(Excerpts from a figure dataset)
** begin **

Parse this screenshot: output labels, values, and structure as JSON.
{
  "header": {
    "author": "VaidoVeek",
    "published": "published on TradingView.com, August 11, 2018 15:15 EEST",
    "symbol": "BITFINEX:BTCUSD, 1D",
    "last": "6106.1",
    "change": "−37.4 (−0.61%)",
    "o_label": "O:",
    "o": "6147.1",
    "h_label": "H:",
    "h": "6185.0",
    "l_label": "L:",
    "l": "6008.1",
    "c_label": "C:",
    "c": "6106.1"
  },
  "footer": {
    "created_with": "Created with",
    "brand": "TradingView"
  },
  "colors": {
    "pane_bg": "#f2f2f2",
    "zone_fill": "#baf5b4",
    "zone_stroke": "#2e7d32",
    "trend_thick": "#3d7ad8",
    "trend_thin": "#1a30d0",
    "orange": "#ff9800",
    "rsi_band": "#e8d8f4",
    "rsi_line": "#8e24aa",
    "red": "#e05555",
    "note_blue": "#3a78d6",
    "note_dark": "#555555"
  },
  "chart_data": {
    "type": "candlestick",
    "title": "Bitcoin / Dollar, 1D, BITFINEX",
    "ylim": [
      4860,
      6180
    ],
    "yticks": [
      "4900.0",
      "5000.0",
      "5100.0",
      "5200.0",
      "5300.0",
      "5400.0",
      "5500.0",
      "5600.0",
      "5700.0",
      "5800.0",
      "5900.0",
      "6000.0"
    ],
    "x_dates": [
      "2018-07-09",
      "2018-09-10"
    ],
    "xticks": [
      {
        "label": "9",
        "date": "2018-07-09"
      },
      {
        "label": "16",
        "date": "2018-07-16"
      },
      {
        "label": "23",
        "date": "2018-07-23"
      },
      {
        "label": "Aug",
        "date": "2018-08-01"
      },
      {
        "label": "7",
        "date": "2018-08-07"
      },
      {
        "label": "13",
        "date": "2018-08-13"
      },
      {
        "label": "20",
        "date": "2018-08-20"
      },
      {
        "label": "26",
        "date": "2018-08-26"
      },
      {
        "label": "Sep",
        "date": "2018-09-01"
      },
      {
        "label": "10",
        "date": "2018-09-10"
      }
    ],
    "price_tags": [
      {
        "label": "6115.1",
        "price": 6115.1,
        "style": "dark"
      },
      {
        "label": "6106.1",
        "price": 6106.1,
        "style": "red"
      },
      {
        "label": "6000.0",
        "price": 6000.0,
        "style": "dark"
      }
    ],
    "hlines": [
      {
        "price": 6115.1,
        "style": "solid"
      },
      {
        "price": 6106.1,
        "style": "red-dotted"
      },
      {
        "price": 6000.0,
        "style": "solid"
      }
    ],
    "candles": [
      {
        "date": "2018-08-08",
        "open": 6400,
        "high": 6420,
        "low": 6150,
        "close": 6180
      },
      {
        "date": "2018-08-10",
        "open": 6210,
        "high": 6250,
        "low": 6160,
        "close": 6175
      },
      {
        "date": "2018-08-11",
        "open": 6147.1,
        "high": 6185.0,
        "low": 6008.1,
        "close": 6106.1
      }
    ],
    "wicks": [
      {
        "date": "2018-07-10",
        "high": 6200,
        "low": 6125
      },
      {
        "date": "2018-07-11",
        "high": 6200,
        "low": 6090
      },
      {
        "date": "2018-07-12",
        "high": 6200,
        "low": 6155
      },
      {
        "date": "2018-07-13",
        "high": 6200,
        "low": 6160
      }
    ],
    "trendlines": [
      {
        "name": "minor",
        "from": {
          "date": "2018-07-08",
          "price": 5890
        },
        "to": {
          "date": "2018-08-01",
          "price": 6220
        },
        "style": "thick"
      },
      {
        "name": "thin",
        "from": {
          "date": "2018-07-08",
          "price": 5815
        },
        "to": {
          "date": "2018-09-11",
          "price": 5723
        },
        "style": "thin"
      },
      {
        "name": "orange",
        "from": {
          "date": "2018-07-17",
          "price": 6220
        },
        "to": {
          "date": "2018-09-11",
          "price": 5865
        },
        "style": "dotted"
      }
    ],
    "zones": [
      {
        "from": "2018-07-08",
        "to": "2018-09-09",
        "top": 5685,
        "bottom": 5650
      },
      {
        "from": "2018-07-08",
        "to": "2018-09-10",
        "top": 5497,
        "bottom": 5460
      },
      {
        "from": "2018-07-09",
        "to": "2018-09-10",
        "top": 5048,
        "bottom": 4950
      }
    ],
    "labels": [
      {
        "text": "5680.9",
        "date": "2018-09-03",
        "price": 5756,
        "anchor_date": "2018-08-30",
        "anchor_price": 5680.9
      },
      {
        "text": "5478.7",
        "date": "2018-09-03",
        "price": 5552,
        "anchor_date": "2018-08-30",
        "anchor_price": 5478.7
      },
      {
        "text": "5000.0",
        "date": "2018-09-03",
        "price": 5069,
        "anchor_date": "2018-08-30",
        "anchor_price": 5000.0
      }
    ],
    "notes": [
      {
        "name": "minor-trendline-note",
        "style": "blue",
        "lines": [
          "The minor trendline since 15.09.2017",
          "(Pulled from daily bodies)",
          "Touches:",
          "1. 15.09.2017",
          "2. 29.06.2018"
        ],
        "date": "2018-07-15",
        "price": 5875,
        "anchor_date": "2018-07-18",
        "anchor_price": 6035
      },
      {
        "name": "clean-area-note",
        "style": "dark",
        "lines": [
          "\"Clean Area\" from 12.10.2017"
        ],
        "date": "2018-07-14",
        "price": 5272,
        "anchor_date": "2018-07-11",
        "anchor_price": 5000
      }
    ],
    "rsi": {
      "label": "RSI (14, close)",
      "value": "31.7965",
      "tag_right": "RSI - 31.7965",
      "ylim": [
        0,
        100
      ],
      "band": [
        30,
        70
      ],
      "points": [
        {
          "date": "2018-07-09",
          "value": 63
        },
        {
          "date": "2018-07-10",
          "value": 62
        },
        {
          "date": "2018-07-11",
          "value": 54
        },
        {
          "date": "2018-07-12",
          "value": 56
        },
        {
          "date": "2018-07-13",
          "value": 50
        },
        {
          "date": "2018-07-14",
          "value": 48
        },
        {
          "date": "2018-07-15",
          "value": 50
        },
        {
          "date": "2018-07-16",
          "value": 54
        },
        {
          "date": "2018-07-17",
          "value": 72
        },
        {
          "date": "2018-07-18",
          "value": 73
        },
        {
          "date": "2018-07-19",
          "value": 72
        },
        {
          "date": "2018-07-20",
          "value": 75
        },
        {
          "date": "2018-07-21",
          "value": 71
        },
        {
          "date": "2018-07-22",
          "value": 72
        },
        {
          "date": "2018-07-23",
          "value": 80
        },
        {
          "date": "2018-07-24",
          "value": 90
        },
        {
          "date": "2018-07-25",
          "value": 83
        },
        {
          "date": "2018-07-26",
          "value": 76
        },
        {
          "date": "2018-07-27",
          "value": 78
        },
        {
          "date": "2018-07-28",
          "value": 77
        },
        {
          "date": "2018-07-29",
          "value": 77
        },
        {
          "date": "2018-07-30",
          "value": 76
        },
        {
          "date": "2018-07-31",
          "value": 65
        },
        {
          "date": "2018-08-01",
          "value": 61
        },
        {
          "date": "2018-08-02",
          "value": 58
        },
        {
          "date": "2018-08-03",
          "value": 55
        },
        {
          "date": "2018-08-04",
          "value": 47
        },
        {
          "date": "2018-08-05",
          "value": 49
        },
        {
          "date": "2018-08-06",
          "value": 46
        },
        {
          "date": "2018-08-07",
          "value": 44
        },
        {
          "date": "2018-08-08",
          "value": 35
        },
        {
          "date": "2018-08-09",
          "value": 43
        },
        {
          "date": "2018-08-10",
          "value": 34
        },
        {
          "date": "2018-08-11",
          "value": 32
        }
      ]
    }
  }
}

** end **

* [Work to do]: Copy all the records above exactly, missing none.

* [Solution to the exercise]:
Parse this screenshot: output labels, values, and structure as JSON.
{
  "header": {
    "author": "VaidoVeek",
    "published": "published on TradingView.com, August 11, 2018 15:15 EEST",
    "symbol": "BITFINEX:BTCUSD, 1D",
    "last": "6106.1",
    "change": "−37.4 (−0.61%)",
    "o_label": "O:",
    "o": "6147.1",
    "h_label": "H:",
    "h": "6185.0",
    "l_label": "L:",
    "l": "6008.1",
    "c_label": "C:",
    "c": "6106.1"
  },
  "footer": {
    "created_with": "Created with",
    "brand": "TradingView"
  },
  "colors": {
    "pane_bg": "#f2f2f2",
    "zone_fill": "#baf5b4",
    "zone_stroke": "#2e7d32",
    "trend_thick": "#3d7ad8",
    "trend_thin": "#1a30d0",
    "orange": "#ff9800",
    "rsi_band": "#e8d8f4",
    "rsi_line": "#8e24aa",
    "red": "#e05555",
    "note_blue": "#3a78d6",
    "note_dark": "#555555"
  },
  "chart_data": {
    "type": "candlestick",
    "title": "Bitcoin / Dollar, 1D, BITFINEX",
    "ylim": [
      4860,
      6180
    ],
    "yticks": [
      "4900.0",
      "5000.0",
      "5100.0",
      "5200.0",
      "5300.0",
      "5400.0",
      "5500.0",
      "5600.0",
      "5700.0",
      "5800.0",
      "5900.0",
      "6000.0"
    ],
    "x_dates": [
      "2018-07-09",
      "2018-09-10"
    ],
    "xticks": [
      {
        "label": "9",
        "date": "2018-07-09"
      },
      {
        "label": "16",
        "date": "2018-07-16"
      },
      {
        "label": "23",
        "date": "2018-07-23"
      },
      {
        "label": "Aug",
        "date": "2018-08-01"
      },
      {
        "label": "7",
        "date": "2018-08-07"
      },
      {
        "label": "13",
        "date": "2018-08-13"
      },
      {
        "label": "20",
        "date": "2018-08-20"
      },
      {
        "label": "26",
        "date": "2018-08-26"
      },
      {
        "label": "Sep",
        "date": "2018-09-01"
      },
      {
        "label": "10",
        "date": "2018-09-10"
      }
    ],
    "price_tags": [
      {
        "label": "6115.1",
        "price": 6115.1,
        "style": "dark"
      },
      {
        "label": "6106.1",
        "price": 6106.1,
        "style": "red"
      },
      {
        "label": "6000.0",
        "price": 6000.0,
        "style": "dark"
      }
    ],
    "hlines": [
      {
        "price": 6115.1,
        "style": "solid"
      },
      {
        "price": 6106.1,
        "style": "red-dotted"
      },
      {
        "price": 6000.0,
        "style": "solid"
      }
    ],
    "candles": [
      {
        "date": "2018-08-08",
        "open": 6400,
        "high": 6420,
        "low": 6150,
        "close": 6180
      },
      {
        "date": "2018-08-10",
        "open": 6210,
        "high": 6250,
        "low": 6160,
        "close": 6175
      },
      {
        "date": "2018-08-11",
        "open": 6147.1,
        "high": 6185.0,
        "low": 6008.1,
        "close": 6106.1
      }
    ],
    "wicks": [
      {
        "date": "2018-07-10",
        "high": 6200,
        "low": 6125
      },
      {
        "date": "2018-07-11",
        "high": 6200,
        "low": 6090
      },
      {
        "date": "2018-07-12",
        "high": 6200,
        "low": 6155
      },
      {
        "date": "2018-07-13",
        "high": 6200,
        "low": 6160
      }
    ],
    "trendlines": [
      {
        "name": "minor",
        "from": {
          "date": "2018-07-08",
          "price": 5890
        },
        "to": {
          "date": "2018-08-01",
          "price": 6220
        },
        "style": "thick"
      },
      {
        "name": "thin",
        "from": {
          "date": "2018-07-08",
          "price": 5815
        },
        "to": {
          "date": "2018-09-11",
          "price": 5723
        },
        "style": "thin"
      },
      {
        "name": "orange",
        "from": {
          "date": "2018-07-17",
          "price": 6220
        },
        "to": {
          "date": "2018-09-11",
          "price": 5865
        },
        "style": "dotted"
      }
    ],
    "zones": [
      {
        "from": "2018-07-08",
        "to": "2018-09-09",
        "top": 5685,
        "bottom": 5650
      },
      {
        "from": "2018-07-08",
        "to": "2018-09-10",
        "top": 5497,
        "bottom": 5460
      },
      {
        "from": "2018-07-09",
        "to": "2018-09-10",
        "top": 5048,
        "bottom": 4950
      }
    ],
    "labels": [
      {
        "text": "5680.9",
        "date": "2018-09-03",
        "price": 5756,
        "anchor_date": "2018-08-30",
        "anchor_price": 5680.9
      },
      {
        "text": "5478.7",
        "date": "2018-09-03",
        "price": 5552,
        "anchor_date": "2018-08-30",
        "anchor_price": 5478.7
      },
      {
        "text": "5000.0",
        "date": "2018-09-03",
        "price": 5069,
        "anchor_date": "2018-08-30",
        "anchor_price": 5000.0
      }
    ],
    "notes": [
      {
        "name": "minor-trendline-note",
        "style": "blue",
        "lines": [
          "The minor trendline since 15.09.2017",
          "(Pulled from daily bodies)",
          "Touches:",
          "1. 15.09.2017",
          "2. 29.06.2018"
        ],
        "date": "2018-07-15",
        "price": 5875,
        "anchor_date": "2018-07-18",
        "anchor_price": 6035
      },
      {
        "name": "clean-area-note",
        "style": "dark",
        "lines": [
          "\"Clean Area\" from 12.10.2017"
        ],
        "date": "2018-07-14",
        "price": 5272,
        "anchor_date": "2018-07-11",
        "anchor_price": 5000
      }
    ],
    "rsi": {
      "label": "RSI (14, close)",
      "value": "31.7965",
      "tag_right": "RSI - 31.7965",
      "ylim": [
        0,
        100
      ],
      "band": [
        30,
        70
      ],
      "points": [
        {
          "date": "2018-07-09",
          "value": 63
        },
        {
          "date": "2018-07-10",
          "value": 62
        },
        {
          "date": "2018-07-11",
          "value": 54
        },
        {
          "date": "2018-07-12",
          "value": 56
        },
        {
          "date": "2018-07-13",
          "value": 50
        },
        {
          "date": "2018-07-14",
          "value": 48
        },
        {
          "date": "2018-07-15",
          "value": 50
        },
        {
          "date": "2018-07-16",
          "value": 54
        },
        {
          "date": "2018-07-17",
          "value": 72
        },
        {
          "date": "2018-07-18",
          "value": 73
        },
        {
          "date": "2018-07-19",
          "value": 72
        },
        {
          "date": "2018-07-20",
          "value": 75
        },
        {
          "date": "2018-07-21",
          "value": 71
        },
        {
          "date": "2018-07-22",
          "value": 72
        },
        {
          "date": "2018-07-23",
          "value": 80
        },
        {
          "date": "2018-07-24",
          "value": 90
        },
        {
          "date": "2018-07-25",
          "value": 83
        },
        {
          "date": "2018-07-26",
          "value": 76
        },
        {
          "date": "2018-07-27",
          "value": 78
        },
        {
          "date": "2018-07-28",
          "value": 77
        },
        {
          "date": "2018-07-29",
          "value": 77
        },
        {
          "date": "2018-07-30",
          "value": 76
        },
        {
          "date": "2018-07-31",
          "value": 65
        },
        {
          "date": "2018-08-01",
          "value": 61
        },
        {
          "date": "2018-08-02",
          "value": 58
        },
        {
          "date": "2018-08-03",
          "value": 55
        },
        {
          "date": "2018-08-04",
          "value": 47
        },
        {
          "date": "2018-08-05",
          "value": 49
        },
        {
          "date": "2018-08-06",
          "value": 46
        },
        {
          "date": "2018-08-07",
          "value": 44
        },
        {
          "date": "2018-08-08",
          "value": 35
        },
        {
          "date": "2018-08-09",
          "value": 43
        },
        {
          "date": "2018-08-10",
          "value": 34
        },
        {
          "date": "2018-08-11",
          "value": 32
        }
      ]
    }
  }
}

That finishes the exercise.